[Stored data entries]
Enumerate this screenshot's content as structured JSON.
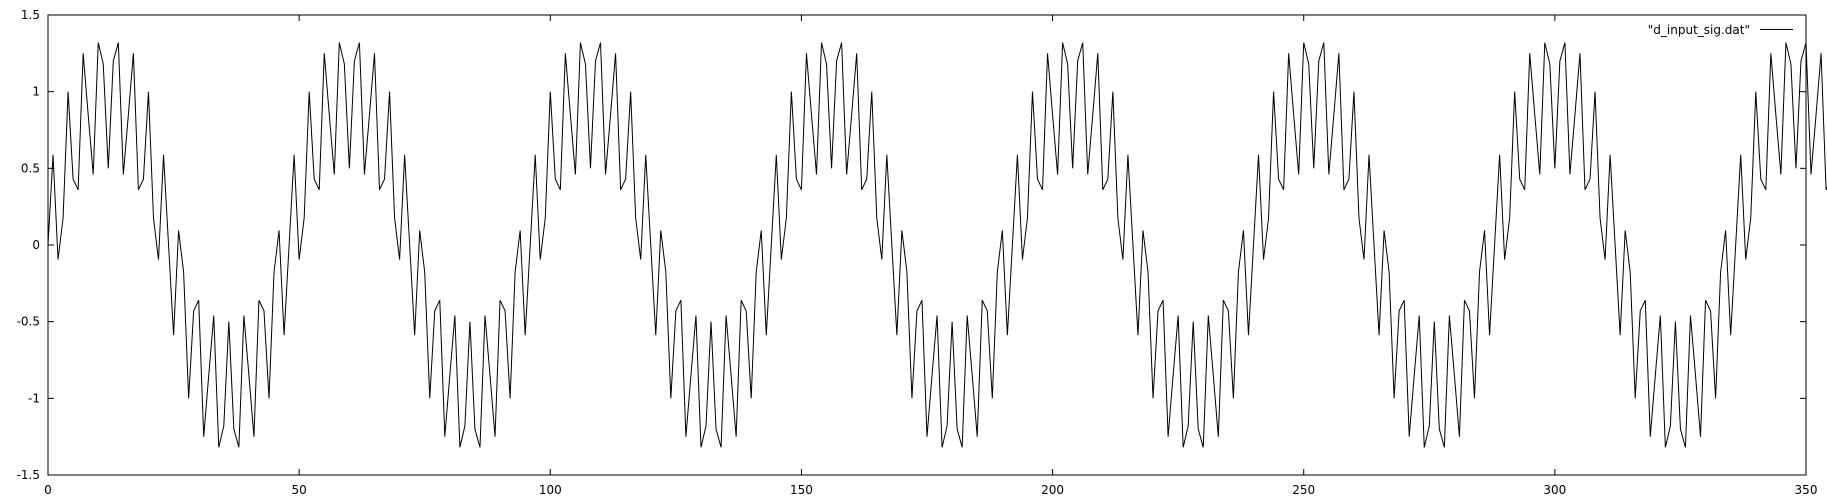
{
  "chart_data": {
    "type": "line",
    "title": "",
    "xlabel": "",
    "ylabel": "",
    "xlim": [
      0,
      350
    ],
    "ylim": [
      -1.5,
      1.5
    ],
    "x_ticks": [
      "0",
      "50",
      "100",
      "150",
      "200",
      "250",
      "300",
      "350"
    ],
    "y_ticks": [
      "1.5",
      "1",
      "0.5",
      "0",
      "-0.5",
      "-1",
      "-1.5"
    ],
    "grid": false,
    "legend_position": "top-right",
    "series": [
      {
        "name": "\"d_input_sig.dat\"",
        "color": "#000000",
        "x_start": 0,
        "x_step": 1,
        "values": [
          0,
          0.588,
          -0.095,
          0.176,
          1.0,
          0.43,
          0.36,
          1.25,
          0.85,
          0.46,
          1.32,
          1.18,
          0.5,
          1.2,
          1.32,
          0.46,
          0.85,
          1.25,
          0.36,
          0.43,
          1.0,
          0.176,
          -0.095,
          0.588,
          0,
          -0.588,
          0.095,
          -0.176,
          -1.0,
          -0.43,
          -0.36,
          -1.25,
          -0.85,
          -0.46,
          -1.32,
          -1.18,
          -0.5,
          -1.2,
          -1.32,
          -0.46,
          -0.85,
          -1.25,
          -0.36,
          -0.43,
          -1.0,
          -0.176,
          0.095,
          -0.588,
          0,
          0.588,
          -0.095,
          0.176,
          1.0,
          0.43,
          0.36,
          1.25,
          0.85,
          0.46,
          1.32,
          1.18,
          0.5,
          1.2,
          1.32,
          0.46,
          0.85,
          1.25,
          0.36,
          0.43,
          1.0,
          0.176,
          -0.095,
          0.588,
          0,
          -0.588,
          0.095,
          -0.176,
          -1.0,
          -0.43,
          -0.36,
          -1.25,
          -0.85,
          -0.46,
          -1.32,
          -1.18,
          -0.5,
          -1.2,
          -1.32,
          -0.46,
          -0.85,
          -1.25,
          -0.36,
          -0.43,
          -1.0,
          -0.176,
          0.095,
          -0.588,
          0,
          0.588,
          -0.095,
          0.176,
          1.0,
          0.43,
          0.36,
          1.25,
          0.85,
          0.46,
          1.32,
          1.18,
          0.5,
          1.2,
          1.32,
          0.46,
          0.85,
          1.25,
          0.36,
          0.43,
          1.0,
          0.176,
          -0.095,
          0.588,
          0,
          -0.588,
          0.095,
          -0.176,
          -1.0,
          -0.43,
          -0.36,
          -1.25,
          -0.85,
          -0.46,
          -1.32,
          -1.18,
          -0.5,
          -1.2,
          -1.32,
          -0.46,
          -0.85,
          -1.25,
          -0.36,
          -0.43,
          -1.0,
          -0.176,
          0.095,
          -0.588,
          0,
          0.588,
          -0.095,
          0.176,
          1.0,
          0.43,
          0.36,
          1.25,
          0.85,
          0.46,
          1.32,
          1.18,
          0.5,
          1.2,
          1.32,
          0.46,
          0.85,
          1.25,
          0.36,
          0.43,
          1.0,
          0.176,
          -0.095,
          0.588,
          0,
          -0.588,
          0.095,
          -0.176,
          -1.0,
          -0.43,
          -0.36,
          -1.25,
          -0.85,
          -0.46,
          -1.32,
          -1.18,
          -0.5,
          -1.2,
          -1.32,
          -0.46,
          -0.85,
          -1.25,
          -0.36,
          -0.43,
          -1.0,
          -0.176,
          0.095,
          -0.588,
          0,
          0.588,
          -0.095,
          0.176,
          1.0,
          0.43,
          0.36,
          1.25,
          0.85,
          0.46,
          1.32,
          1.18,
          0.5,
          1.2,
          1.32,
          0.46,
          0.85,
          1.25,
          0.36,
          0.43,
          1.0,
          0.176,
          -0.095,
          0.588,
          0,
          -0.588,
          0.095,
          -0.176,
          -1.0,
          -0.43,
          -0.36,
          -1.25,
          -0.85,
          -0.46,
          -1.32,
          -1.18,
          -0.5,
          -1.2,
          -1.32,
          -0.46,
          -0.85,
          -1.25,
          -0.36,
          -0.43,
          -1.0,
          -0.176,
          0.095,
          -0.588,
          0,
          0.588,
          -0.095,
          0.176,
          1.0,
          0.43,
          0.36,
          1.25,
          0.85,
          0.46,
          1.32,
          1.18,
          0.5,
          1.2,
          1.32,
          0.46,
          0.85,
          1.25,
          0.36,
          0.43,
          1.0,
          0.176,
          -0.095,
          0.588,
          0,
          -0.588,
          0.095,
          -0.176,
          -1.0,
          -0.43,
          -0.36,
          -1.25,
          -0.85,
          -0.46,
          -1.32,
          -1.18,
          -0.5,
          -1.2,
          -1.32,
          -0.46,
          -0.85,
          -1.25,
          -0.36,
          -0.43,
          -1.0,
          -0.176,
          0.095,
          -0.588,
          0,
          0.588,
          -0.095,
          0.176,
          1.0,
          0.43,
          0.36,
          1.25,
          0.85,
          0.46,
          1.32,
          1.18,
          0.5,
          1.2,
          1.32,
          0.46,
          0.85,
          1.25,
          0.36,
          0.43,
          1.0,
          0.176,
          -0.095,
          0.588,
          0,
          -0.588,
          0.095,
          -0.176,
          -1.0,
          -0.43,
          -0.36,
          -1.25,
          -0.85,
          -0.46,
          -1.32,
          -1.18,
          -0.5,
          -1.2,
          -1.32,
          -0.46,
          -0.85,
          -1.25,
          -0.36,
          -0.43,
          -1.0,
          -0.176,
          0.095,
          -0.588,
          0,
          0.588,
          -0.095,
          0.176,
          1.0,
          0.43,
          0.36,
          1.25,
          0.85,
          0.46,
          1.32,
          1.18,
          0.5,
          1.2,
          1.32,
          0.46,
          0.85,
          1.25,
          0.36,
          0.43,
          1.0,
          0.176,
          -0.095,
          0.588,
          0,
          -0.588,
          0.095,
          -0.176,
          -1.0,
          -0.43,
          -0.36,
          -1.25
        ]
      }
    ]
  }
}
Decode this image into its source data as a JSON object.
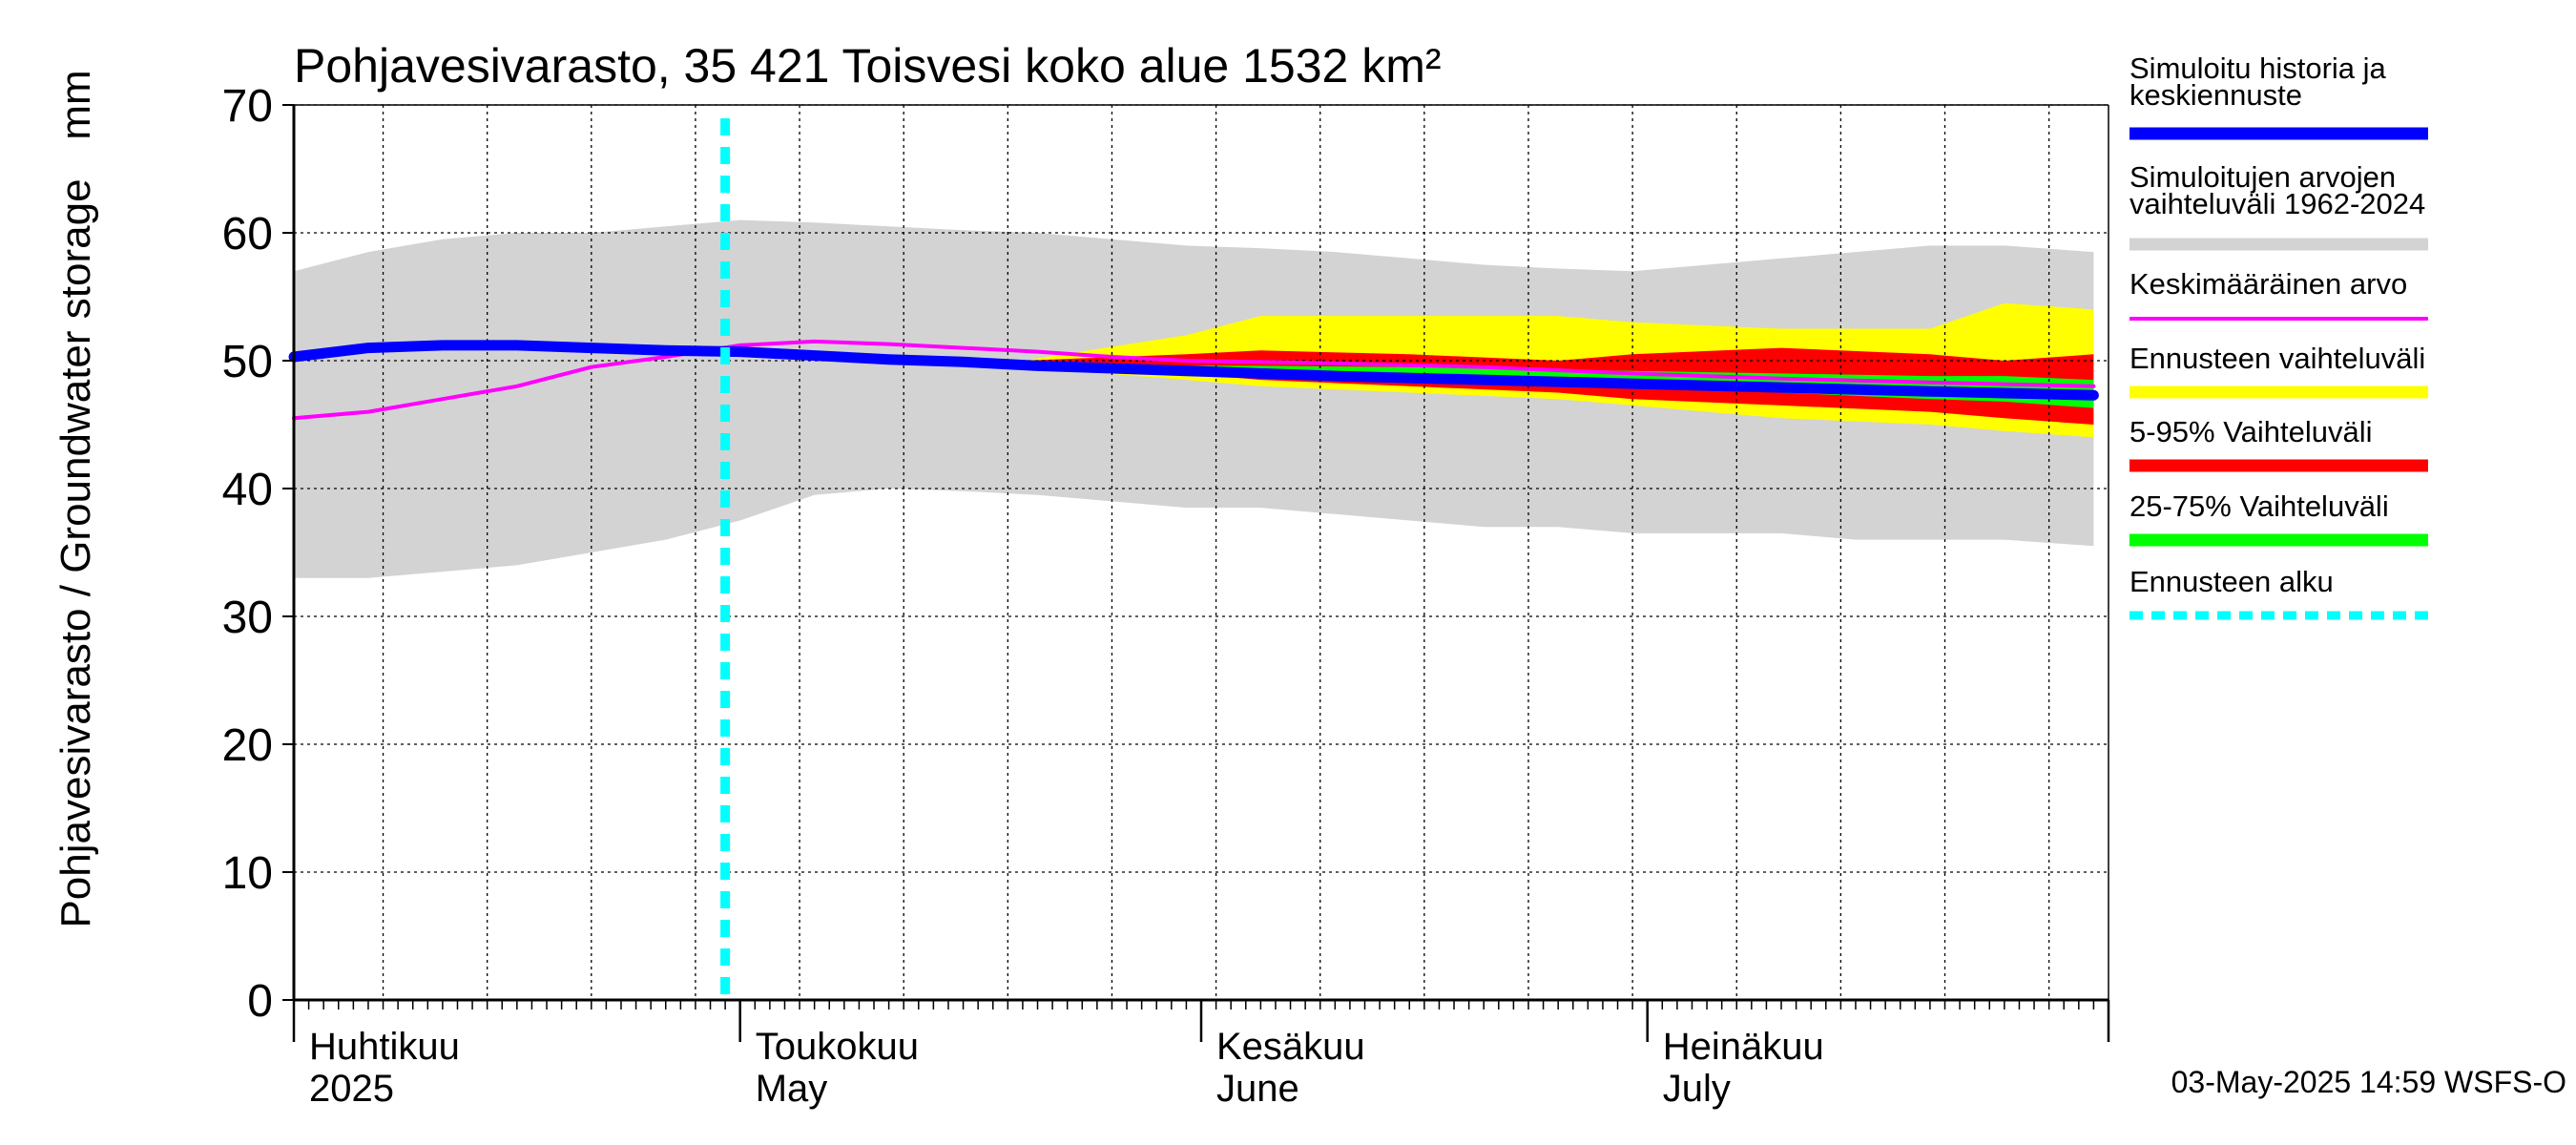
{
  "chart_data": {
    "type": "area",
    "title": "Pohjavesivarasto, 35 421 Toisvesi koko alue 1532 km²",
    "ylabel": "Pohjavesivarasto / Groundwater storage",
    "yunit": "mm",
    "ylim": [
      0,
      70
    ],
    "yticks": [
      0,
      10,
      20,
      30,
      40,
      50,
      60,
      70
    ],
    "xlim": [
      "2025-04-01",
      "2025-07-31"
    ],
    "month_labels": [
      {
        "top": "Huhtikuu",
        "bottom": "2025",
        "date": "2025-04-01"
      },
      {
        "top": "Toukokuu",
        "bottom": "May",
        "date": "2025-05-01"
      },
      {
        "top": "Kesäkuu",
        "bottom": "June",
        "date": "2025-06-01"
      },
      {
        "top": "Heinäkuu",
        "bottom": "July",
        "date": "2025-07-01"
      }
    ],
    "forecast_start": "2025-04-30",
    "grid": true,
    "legend_position": "right",
    "colors": {
      "history": "#0000ff",
      "hist_range": "#d3d3d3",
      "mean": "#ff00ff",
      "forecast_range": "#ffff00",
      "p5_95": "#ff0000",
      "p25_75": "#00ff00",
      "forecast_start": "#00ffff"
    },
    "series": {
      "hist_range": {
        "x": [
          "2025-04-01",
          "2025-04-06",
          "2025-04-11",
          "2025-04-16",
          "2025-04-21",
          "2025-04-26",
          "2025-05-01",
          "2025-05-06",
          "2025-05-11",
          "2025-05-16",
          "2025-05-21",
          "2025-05-26",
          "2025-05-31",
          "2025-06-05",
          "2025-06-10",
          "2025-06-15",
          "2025-06-20",
          "2025-06-25",
          "2025-06-30",
          "2025-07-05",
          "2025-07-10",
          "2025-07-15",
          "2025-07-20",
          "2025-07-25",
          "2025-07-31"
        ],
        "upper": [
          57.0,
          58.5,
          59.5,
          60.0,
          60.0,
          60.5,
          61.0,
          60.8,
          60.5,
          60.2,
          60.0,
          59.5,
          59.0,
          58.8,
          58.5,
          58.0,
          57.5,
          57.2,
          57.0,
          57.5,
          58.0,
          58.5,
          59.0,
          59.0,
          58.5
        ],
        "lower": [
          33.0,
          33.0,
          33.5,
          34.0,
          35.0,
          36.0,
          37.5,
          39.5,
          40.0,
          39.8,
          39.5,
          39.0,
          38.5,
          38.5,
          38.0,
          37.5,
          37.0,
          37.0,
          36.5,
          36.5,
          36.5,
          36.0,
          36.0,
          36.0,
          35.5
        ]
      },
      "forecast_range": {
        "x": [
          "2025-04-30",
          "2025-05-10",
          "2025-05-20",
          "2025-05-31",
          "2025-06-05",
          "2025-06-15",
          "2025-06-25",
          "2025-06-30",
          "2025-07-10",
          "2025-07-20",
          "2025-07-25",
          "2025-07-31"
        ],
        "upper": [
          50.8,
          50.3,
          50.0,
          52.0,
          53.5,
          53.5,
          53.5,
          53.0,
          52.5,
          52.5,
          54.5,
          54.0
        ],
        "lower": [
          50.8,
          50.2,
          49.5,
          48.5,
          48.0,
          47.5,
          47.0,
          46.5,
          45.5,
          45.0,
          44.5,
          44.0
        ]
      },
      "p5_95": {
        "x": [
          "2025-04-30",
          "2025-05-10",
          "2025-05-20",
          "2025-05-31",
          "2025-06-05",
          "2025-06-15",
          "2025-06-25",
          "2025-06-30",
          "2025-07-10",
          "2025-07-20",
          "2025-07-25",
          "2025-07-31"
        ],
        "upper": [
          50.8,
          50.3,
          50.0,
          50.5,
          50.8,
          50.5,
          50.0,
          50.5,
          51.0,
          50.5,
          50.0,
          50.5
        ],
        "lower": [
          50.8,
          50.2,
          49.6,
          49.0,
          48.5,
          48.0,
          47.5,
          47.0,
          46.5,
          46.0,
          45.5,
          45.0
        ]
      },
      "p25_75": {
        "x": [
          "2025-04-30",
          "2025-05-10",
          "2025-05-20",
          "2025-05-31",
          "2025-06-05",
          "2025-06-15",
          "2025-06-25",
          "2025-06-30",
          "2025-07-10",
          "2025-07-20",
          "2025-07-25",
          "2025-07-31"
        ],
        "upper": [
          50.8,
          50.3,
          49.9,
          49.6,
          49.6,
          49.5,
          49.3,
          49.2,
          49.0,
          48.8,
          48.8,
          48.5
        ],
        "lower": [
          50.8,
          50.2,
          49.7,
          49.3,
          49.0,
          48.7,
          48.3,
          48.0,
          47.5,
          47.0,
          46.8,
          46.3
        ]
      },
      "mean": {
        "x": [
          "2025-04-01",
          "2025-04-06",
          "2025-04-11",
          "2025-04-16",
          "2025-04-21",
          "2025-04-26",
          "2025-05-01",
          "2025-05-06",
          "2025-05-11",
          "2025-05-16",
          "2025-05-21",
          "2025-05-26",
          "2025-05-31",
          "2025-06-10",
          "2025-06-20",
          "2025-06-30",
          "2025-07-10",
          "2025-07-20",
          "2025-07-31"
        ],
        "y": [
          45.5,
          46.0,
          47.0,
          48.0,
          49.5,
          50.3,
          51.2,
          51.5,
          51.3,
          51.0,
          50.7,
          50.3,
          50.0,
          49.8,
          49.5,
          49.0,
          48.6,
          48.3,
          48.0
        ]
      },
      "history": {
        "x": [
          "2025-04-01",
          "2025-04-06",
          "2025-04-11",
          "2025-04-16",
          "2025-04-21",
          "2025-04-26",
          "2025-05-01",
          "2025-05-06",
          "2025-05-11",
          "2025-05-16",
          "2025-05-21",
          "2025-05-26",
          "2025-05-31",
          "2025-06-10",
          "2025-06-20",
          "2025-06-30",
          "2025-07-10",
          "2025-07-20",
          "2025-07-31"
        ],
        "y": [
          50.3,
          51.0,
          51.2,
          51.2,
          51.0,
          50.8,
          50.7,
          50.4,
          50.1,
          49.9,
          49.6,
          49.4,
          49.2,
          48.8,
          48.5,
          48.2,
          47.9,
          47.6,
          47.3
        ]
      }
    }
  },
  "legend": [
    {
      "key": "history",
      "lines": [
        "Simuloitu historia ja",
        "keskiennuste"
      ]
    },
    {
      "key": "hist_range",
      "lines": [
        "Simuloitujen arvojen",
        "vaihteluväli 1962-2024"
      ]
    },
    {
      "key": "mean",
      "lines": [
        "Keskimääräinen arvo"
      ]
    },
    {
      "key": "forecast_range",
      "lines": [
        "Ennusteen vaihteluväli"
      ]
    },
    {
      "key": "p5_95",
      "lines": [
        "5-95% Vaihteluväli"
      ]
    },
    {
      "key": "p25_75",
      "lines": [
        "25-75% Vaihteluväli"
      ]
    },
    {
      "key": "forecast_start",
      "lines": [
        "Ennusteen alku"
      ]
    }
  ],
  "footer": "03-May-2025 14:59 WSFS-O"
}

» **CHALLENGE**:
From the material above, gather all lines that include the string "JSON" and copy them.

» **RESPONSE TO THIS TASK**:
Enumerate this screenshot's content as structured JSON.
Decode this image into its source data as a JSON object.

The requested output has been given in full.